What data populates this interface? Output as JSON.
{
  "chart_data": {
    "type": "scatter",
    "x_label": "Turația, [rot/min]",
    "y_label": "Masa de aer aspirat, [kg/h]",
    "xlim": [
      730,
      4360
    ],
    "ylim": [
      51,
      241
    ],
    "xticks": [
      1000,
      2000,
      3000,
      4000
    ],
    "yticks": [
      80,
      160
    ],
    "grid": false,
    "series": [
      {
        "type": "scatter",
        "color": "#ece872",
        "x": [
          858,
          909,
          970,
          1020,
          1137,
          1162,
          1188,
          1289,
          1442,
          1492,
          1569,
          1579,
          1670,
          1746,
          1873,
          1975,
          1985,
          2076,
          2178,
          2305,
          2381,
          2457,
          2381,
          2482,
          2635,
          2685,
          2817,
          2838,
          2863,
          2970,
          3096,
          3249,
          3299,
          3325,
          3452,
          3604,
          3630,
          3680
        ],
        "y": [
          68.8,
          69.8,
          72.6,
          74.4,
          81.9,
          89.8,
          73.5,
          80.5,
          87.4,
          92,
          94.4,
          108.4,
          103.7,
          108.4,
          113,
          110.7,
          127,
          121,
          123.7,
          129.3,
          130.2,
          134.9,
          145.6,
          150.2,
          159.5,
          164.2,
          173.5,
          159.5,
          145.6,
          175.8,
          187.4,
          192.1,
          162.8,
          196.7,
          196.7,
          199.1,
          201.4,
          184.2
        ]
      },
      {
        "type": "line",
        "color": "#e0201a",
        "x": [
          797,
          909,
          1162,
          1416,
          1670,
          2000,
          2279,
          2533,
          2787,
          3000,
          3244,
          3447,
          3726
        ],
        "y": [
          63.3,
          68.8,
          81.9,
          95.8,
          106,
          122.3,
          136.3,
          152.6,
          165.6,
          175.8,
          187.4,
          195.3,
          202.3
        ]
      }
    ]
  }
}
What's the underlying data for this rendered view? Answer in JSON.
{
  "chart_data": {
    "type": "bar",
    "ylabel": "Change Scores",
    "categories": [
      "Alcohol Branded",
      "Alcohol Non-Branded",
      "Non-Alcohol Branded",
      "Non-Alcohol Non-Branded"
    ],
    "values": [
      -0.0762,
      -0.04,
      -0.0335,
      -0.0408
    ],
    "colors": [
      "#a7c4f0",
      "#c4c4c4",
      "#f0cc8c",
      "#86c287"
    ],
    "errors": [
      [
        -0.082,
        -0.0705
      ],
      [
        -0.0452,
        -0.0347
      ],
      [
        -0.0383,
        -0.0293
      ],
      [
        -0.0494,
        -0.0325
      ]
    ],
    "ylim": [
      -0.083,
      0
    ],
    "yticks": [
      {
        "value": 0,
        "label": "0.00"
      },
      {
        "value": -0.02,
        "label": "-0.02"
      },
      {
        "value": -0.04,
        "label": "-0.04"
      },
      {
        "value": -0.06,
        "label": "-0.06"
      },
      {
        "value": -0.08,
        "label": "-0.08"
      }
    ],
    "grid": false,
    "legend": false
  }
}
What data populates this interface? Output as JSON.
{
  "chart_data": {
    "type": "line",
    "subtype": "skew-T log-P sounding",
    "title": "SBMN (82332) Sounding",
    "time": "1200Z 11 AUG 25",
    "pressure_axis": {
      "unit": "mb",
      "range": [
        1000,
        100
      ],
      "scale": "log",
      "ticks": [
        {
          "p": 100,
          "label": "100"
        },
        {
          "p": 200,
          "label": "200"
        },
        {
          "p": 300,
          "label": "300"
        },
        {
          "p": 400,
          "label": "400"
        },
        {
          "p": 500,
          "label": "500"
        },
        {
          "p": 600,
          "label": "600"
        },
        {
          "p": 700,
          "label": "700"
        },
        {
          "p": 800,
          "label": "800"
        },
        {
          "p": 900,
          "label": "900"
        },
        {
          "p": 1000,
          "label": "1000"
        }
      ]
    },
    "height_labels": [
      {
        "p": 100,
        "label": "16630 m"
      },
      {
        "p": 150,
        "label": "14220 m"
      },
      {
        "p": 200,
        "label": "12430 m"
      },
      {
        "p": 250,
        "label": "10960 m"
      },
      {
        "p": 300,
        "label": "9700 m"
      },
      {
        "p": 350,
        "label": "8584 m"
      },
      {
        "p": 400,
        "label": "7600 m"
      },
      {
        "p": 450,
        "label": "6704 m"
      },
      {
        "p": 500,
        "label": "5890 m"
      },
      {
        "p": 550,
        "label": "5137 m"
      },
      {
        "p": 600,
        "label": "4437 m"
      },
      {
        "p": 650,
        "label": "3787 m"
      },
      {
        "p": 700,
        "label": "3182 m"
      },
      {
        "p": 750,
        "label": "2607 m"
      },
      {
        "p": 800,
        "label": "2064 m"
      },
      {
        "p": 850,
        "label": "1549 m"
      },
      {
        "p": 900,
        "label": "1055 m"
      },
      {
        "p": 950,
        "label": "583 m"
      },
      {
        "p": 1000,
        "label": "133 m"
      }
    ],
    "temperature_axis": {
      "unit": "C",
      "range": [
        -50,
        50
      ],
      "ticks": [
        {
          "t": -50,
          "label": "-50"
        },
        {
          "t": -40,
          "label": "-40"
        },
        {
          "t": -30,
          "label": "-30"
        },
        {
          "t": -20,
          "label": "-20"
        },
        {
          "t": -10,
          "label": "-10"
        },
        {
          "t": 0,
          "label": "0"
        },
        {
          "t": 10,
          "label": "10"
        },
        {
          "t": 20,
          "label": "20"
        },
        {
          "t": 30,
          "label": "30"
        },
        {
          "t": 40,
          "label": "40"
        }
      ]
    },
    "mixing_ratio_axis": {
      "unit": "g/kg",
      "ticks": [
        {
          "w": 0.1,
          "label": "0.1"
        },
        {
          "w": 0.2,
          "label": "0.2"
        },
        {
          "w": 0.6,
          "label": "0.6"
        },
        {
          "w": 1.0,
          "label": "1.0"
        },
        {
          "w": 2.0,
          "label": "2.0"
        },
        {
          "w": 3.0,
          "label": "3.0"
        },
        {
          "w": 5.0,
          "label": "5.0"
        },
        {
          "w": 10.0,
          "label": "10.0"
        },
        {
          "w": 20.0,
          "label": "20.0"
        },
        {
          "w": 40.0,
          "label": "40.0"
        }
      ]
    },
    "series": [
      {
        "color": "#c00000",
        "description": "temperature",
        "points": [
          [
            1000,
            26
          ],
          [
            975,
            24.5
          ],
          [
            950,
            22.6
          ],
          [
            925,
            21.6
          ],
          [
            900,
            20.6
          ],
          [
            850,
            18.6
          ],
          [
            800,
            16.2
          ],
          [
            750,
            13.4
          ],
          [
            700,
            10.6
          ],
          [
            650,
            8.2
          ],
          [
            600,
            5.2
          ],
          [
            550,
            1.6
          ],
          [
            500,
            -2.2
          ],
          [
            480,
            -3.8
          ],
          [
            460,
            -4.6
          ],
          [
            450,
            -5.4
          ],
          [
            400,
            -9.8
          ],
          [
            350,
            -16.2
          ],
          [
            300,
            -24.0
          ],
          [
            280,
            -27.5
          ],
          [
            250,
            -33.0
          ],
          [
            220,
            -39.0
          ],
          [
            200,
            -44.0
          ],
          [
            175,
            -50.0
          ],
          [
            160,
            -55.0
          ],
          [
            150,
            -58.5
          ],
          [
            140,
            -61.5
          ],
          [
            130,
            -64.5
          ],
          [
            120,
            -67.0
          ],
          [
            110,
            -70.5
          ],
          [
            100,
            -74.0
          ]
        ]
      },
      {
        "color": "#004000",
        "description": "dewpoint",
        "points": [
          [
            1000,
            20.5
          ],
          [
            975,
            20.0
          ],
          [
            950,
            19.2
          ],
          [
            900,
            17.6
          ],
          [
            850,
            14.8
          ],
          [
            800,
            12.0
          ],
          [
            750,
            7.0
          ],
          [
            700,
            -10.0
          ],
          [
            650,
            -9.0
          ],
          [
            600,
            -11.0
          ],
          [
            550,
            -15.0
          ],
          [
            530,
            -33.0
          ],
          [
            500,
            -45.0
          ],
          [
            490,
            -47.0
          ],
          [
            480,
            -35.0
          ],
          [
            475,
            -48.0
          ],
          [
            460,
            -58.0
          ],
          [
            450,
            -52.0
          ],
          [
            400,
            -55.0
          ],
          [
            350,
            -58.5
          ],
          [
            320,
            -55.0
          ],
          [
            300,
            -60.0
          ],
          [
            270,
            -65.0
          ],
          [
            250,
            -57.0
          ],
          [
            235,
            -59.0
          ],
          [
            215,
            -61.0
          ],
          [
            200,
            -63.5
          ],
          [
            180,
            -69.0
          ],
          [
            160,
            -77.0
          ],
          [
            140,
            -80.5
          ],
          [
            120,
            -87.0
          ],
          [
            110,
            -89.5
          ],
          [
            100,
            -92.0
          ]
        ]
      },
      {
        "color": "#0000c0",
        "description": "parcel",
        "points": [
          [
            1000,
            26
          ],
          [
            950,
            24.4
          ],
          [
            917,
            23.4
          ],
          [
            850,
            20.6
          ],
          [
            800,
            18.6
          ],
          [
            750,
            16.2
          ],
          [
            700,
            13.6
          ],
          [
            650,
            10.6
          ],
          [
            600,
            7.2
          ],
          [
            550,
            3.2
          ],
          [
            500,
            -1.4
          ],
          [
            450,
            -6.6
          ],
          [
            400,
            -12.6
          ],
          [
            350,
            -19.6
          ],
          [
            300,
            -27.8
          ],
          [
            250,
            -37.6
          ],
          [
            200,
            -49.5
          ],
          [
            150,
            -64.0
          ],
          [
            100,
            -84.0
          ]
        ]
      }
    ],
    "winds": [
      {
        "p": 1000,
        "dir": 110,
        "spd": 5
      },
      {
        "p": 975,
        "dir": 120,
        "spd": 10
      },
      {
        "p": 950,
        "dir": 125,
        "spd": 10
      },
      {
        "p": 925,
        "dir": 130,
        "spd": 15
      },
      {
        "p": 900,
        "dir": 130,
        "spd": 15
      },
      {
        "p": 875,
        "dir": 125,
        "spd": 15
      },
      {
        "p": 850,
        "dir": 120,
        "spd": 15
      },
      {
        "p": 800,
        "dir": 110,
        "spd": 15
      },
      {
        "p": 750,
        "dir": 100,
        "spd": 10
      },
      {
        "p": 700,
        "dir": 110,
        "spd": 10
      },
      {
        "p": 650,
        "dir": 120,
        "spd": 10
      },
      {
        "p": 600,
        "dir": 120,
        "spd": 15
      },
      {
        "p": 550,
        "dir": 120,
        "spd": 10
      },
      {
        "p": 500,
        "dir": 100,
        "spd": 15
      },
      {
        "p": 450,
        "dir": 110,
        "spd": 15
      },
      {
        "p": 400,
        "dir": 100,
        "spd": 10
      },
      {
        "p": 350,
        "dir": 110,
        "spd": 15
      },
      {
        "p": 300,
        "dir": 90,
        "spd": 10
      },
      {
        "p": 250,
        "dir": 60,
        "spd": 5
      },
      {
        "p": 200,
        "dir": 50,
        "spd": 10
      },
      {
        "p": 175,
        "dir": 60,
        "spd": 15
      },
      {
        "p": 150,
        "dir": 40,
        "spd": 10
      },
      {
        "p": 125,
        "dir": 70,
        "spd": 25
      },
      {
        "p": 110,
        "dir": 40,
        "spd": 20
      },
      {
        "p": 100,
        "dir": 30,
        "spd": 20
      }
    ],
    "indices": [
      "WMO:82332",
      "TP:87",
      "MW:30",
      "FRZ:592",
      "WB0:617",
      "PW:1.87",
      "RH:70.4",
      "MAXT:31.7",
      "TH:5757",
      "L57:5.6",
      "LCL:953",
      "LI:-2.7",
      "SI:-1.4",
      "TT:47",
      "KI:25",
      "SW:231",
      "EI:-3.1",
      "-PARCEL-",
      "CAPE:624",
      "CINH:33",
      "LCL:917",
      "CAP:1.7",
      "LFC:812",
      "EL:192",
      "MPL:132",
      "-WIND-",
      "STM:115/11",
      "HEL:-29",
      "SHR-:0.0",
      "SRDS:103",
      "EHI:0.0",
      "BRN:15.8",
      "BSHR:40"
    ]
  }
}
________________
**What the task requires**. Scan the lines for the string "Branded". Copy out each line that matches.

**Solution**.
      "Alcohol Branded",
      "Alcohol Non-Branded",
      "Non-Alcohol Branded",
      "Non-Alcohol Non-Branded"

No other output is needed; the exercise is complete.